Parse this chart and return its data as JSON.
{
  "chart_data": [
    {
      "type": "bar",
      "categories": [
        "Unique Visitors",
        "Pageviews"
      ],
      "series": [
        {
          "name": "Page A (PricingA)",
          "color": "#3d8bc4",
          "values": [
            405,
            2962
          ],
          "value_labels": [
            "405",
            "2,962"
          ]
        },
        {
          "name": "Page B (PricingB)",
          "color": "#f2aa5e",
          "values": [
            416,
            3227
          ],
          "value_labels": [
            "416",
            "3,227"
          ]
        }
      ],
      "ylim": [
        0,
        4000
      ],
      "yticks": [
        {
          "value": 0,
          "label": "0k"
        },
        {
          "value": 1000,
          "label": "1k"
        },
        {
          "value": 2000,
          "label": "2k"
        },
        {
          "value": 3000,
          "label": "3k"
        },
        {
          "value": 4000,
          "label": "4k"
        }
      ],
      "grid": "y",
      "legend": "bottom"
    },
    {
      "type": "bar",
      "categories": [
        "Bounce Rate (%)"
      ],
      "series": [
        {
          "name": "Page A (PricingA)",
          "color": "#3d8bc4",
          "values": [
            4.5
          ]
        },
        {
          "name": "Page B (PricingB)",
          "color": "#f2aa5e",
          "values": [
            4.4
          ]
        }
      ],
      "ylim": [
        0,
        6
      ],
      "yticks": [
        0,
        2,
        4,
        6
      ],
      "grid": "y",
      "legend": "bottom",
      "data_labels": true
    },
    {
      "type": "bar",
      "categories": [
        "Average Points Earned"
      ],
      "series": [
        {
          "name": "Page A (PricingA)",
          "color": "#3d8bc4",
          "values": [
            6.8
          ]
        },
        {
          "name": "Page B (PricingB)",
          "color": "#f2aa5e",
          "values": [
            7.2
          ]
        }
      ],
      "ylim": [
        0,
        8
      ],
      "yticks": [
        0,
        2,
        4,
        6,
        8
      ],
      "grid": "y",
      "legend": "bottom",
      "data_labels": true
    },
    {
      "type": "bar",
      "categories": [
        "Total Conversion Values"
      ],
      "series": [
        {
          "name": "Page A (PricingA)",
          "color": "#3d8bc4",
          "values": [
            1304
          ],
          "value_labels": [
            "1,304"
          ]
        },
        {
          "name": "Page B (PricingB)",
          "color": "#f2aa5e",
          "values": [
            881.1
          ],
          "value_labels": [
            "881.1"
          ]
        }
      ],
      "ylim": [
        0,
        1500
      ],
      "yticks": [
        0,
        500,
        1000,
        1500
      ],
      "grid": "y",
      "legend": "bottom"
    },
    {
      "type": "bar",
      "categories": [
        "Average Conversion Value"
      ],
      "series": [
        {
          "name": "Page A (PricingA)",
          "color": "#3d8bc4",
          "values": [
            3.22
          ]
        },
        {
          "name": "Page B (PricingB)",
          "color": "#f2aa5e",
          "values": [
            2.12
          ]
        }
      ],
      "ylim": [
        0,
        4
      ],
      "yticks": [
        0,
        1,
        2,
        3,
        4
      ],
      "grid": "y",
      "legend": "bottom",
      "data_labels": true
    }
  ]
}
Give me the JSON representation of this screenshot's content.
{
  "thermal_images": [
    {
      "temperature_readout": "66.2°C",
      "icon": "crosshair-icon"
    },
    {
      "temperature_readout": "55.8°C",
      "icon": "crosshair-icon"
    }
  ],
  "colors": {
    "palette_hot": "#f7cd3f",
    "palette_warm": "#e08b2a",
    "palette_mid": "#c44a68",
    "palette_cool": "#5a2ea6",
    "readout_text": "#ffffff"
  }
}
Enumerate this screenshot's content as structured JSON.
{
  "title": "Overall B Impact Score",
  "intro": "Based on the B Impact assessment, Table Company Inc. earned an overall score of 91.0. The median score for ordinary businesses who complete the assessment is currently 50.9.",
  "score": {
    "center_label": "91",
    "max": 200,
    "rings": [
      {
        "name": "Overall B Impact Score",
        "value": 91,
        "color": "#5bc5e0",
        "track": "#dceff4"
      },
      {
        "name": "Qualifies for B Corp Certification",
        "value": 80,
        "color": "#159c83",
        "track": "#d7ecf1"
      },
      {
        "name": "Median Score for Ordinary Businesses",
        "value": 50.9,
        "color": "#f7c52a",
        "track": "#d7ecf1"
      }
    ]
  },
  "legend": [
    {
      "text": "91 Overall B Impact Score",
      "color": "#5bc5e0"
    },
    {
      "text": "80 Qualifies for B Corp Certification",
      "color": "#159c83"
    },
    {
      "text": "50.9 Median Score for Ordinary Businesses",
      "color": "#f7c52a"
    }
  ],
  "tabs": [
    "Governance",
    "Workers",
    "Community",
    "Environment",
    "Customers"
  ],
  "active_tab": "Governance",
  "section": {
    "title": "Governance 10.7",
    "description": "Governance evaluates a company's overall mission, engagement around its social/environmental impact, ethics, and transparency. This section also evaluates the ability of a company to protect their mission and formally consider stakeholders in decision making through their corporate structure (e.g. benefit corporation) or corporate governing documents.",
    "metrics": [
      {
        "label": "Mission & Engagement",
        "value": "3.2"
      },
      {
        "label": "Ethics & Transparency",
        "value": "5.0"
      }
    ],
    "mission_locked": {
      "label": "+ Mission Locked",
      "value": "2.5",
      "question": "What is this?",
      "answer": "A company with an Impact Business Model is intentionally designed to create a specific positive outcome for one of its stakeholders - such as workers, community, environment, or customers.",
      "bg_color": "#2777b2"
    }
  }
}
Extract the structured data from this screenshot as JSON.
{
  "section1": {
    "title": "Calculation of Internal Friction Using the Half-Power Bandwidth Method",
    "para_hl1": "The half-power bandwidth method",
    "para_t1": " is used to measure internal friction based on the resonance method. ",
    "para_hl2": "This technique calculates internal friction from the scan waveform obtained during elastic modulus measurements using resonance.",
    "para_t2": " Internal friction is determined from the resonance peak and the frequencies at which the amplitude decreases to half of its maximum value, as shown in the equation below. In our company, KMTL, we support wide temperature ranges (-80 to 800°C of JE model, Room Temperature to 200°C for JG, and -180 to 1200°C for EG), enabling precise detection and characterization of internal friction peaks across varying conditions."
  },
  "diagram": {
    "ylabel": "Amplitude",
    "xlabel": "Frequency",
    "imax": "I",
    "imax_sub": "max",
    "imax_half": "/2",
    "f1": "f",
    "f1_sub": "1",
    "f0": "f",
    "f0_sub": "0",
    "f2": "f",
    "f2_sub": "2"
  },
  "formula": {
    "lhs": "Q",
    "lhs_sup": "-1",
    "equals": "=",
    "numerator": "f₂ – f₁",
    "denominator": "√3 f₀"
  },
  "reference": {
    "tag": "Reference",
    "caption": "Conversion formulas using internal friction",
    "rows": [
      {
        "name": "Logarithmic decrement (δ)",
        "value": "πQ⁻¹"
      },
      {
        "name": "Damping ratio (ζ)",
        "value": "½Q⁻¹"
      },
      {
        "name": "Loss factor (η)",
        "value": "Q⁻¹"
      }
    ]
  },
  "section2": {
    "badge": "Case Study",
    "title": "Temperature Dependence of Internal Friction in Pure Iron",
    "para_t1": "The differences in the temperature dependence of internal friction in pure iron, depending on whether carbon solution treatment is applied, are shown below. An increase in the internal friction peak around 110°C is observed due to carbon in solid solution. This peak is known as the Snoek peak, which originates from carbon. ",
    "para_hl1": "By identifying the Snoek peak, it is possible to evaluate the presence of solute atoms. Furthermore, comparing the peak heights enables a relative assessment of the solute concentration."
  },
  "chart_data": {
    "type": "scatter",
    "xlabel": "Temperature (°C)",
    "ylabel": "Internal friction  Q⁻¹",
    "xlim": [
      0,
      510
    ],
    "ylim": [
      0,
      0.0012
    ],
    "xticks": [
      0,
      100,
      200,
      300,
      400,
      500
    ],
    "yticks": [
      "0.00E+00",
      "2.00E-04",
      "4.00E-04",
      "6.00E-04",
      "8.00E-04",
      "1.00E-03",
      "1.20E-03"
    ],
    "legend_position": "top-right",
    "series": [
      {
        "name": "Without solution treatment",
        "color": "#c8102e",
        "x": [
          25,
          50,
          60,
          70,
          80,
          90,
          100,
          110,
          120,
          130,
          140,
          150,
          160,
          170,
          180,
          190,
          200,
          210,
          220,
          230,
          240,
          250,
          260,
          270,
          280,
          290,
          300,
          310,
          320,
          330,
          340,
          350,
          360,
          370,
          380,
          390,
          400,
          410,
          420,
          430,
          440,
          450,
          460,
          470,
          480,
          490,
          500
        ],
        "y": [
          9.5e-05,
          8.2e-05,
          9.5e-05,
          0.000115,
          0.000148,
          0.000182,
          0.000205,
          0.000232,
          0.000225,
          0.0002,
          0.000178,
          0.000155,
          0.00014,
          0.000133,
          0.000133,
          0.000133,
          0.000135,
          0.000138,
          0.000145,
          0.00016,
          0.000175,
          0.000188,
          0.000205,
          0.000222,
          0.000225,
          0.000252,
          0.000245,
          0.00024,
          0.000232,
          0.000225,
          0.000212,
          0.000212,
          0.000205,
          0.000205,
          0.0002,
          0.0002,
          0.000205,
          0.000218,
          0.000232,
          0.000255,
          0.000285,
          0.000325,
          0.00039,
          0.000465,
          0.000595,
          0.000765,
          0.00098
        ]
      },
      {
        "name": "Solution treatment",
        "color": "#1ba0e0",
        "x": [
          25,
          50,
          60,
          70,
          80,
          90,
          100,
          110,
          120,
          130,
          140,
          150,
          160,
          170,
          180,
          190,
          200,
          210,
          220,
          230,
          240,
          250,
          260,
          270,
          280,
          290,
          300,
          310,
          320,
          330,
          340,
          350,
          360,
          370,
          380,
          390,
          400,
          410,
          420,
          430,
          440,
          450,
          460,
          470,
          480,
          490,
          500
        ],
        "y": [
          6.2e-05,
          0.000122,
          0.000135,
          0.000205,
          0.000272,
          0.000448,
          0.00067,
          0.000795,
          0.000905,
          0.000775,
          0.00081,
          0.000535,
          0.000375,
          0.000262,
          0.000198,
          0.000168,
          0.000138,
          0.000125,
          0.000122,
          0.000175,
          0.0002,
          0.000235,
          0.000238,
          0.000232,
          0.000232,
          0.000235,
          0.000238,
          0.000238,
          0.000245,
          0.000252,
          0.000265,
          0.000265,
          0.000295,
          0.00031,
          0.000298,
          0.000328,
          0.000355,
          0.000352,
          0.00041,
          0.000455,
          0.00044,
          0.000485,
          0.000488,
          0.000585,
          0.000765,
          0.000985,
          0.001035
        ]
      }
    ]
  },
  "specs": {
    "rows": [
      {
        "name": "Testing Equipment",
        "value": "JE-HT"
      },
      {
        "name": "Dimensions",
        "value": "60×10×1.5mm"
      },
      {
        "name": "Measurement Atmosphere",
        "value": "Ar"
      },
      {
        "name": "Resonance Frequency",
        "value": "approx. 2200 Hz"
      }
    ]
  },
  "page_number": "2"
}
+++
▶ **Exercise objective**
Determine how many lines of the material include the string "treatment". Output only that count.

▶ **Response to the task**
3